▶ [WORK INSTRUCTIONS]
Your task is to reproduce the material exactly.

▶ [ENTRIES SHOWN]
★ ★ ★ ★
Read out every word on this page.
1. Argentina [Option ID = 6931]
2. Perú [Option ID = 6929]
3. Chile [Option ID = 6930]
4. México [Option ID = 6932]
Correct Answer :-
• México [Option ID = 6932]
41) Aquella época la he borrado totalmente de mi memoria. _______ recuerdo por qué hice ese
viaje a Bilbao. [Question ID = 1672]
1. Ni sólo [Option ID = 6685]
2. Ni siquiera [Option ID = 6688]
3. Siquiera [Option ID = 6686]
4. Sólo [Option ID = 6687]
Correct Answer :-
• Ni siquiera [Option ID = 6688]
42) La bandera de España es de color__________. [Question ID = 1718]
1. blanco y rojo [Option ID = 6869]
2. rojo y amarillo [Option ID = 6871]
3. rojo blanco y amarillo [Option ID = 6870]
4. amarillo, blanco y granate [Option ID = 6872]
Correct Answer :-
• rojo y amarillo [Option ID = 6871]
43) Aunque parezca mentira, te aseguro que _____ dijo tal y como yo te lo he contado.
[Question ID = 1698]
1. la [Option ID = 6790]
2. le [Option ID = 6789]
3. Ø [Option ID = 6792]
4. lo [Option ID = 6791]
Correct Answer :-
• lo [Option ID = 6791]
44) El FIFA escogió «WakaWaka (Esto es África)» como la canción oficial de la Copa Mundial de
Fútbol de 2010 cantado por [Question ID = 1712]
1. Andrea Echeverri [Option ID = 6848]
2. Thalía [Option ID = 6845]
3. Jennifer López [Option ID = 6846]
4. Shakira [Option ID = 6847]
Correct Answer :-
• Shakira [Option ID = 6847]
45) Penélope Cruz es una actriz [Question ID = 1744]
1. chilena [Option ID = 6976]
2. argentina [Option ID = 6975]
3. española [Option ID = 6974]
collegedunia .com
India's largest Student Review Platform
★ ★ ★ ★
▶ [FULL RESPONSE]
Read out every word on this page.
1. Argentina [Option ID = 6931]
2. Perú [Option ID = 6929]
3. Chile [Option ID = 6930]
4. México [Option ID = 6932]
Correct Answer :-
• México [Option ID = 6932]
41) Aquella época la he borrado totalmente de mi memoria. _______ recuerdo por qué hice ese
viaje a Bilbao. [Question ID = 1672]
1. Ni sólo [Option ID = 6685]
2. Ni siquiera [Option ID = 6688]
3. Siquiera [Option ID = 6686]
4. Sólo [Option ID = 6687]
Correct Answer :-
• Ni siquiera [Option ID = 6688]
42) La bandera de España es de color__________. [Question ID = 1718]
1. blanco y rojo [Option ID = 6869]
2. rojo y amarillo [Option ID = 6871]
3. rojo blanco y amarillo [Option ID = 6870]
4. amarillo, blanco y granate [Option ID = 6872]
Correct Answer :-
• rojo y amarillo [Option ID = 6871]
43) Aunque parezca mentira, te aseguro que _____ dijo tal y como yo te lo he contado.
[Question ID = 1698]
1. la [Option ID = 6790]
2. le [Option ID = 6789]
3. Ø [Option ID = 6792]
4. lo [Option ID = 6791]
Correct Answer :-
• lo [Option ID = 6791]
44) El FIFA escogió «WakaWaka (Esto es África)» como la canción oficial de la Copa Mundial de
Fútbol de 2010 cantado por [Question ID = 1712]
1. Andrea Echeverri [Option ID = 6848]
2. Thalía [Option ID = 6845]
3. Jennifer López [Option ID = 6846]
4. Shakira [Option ID = 6847]
Correct Answer :-
• Shakira [Option ID = 6847]
45) Penélope Cruz es una actriz [Question ID = 1744]
1. chilena [Option ID = 6976]
2. argentina [Option ID = 6975]
3. española [Option ID = 6974]
collegedunia .com
India's largest Student Review Platform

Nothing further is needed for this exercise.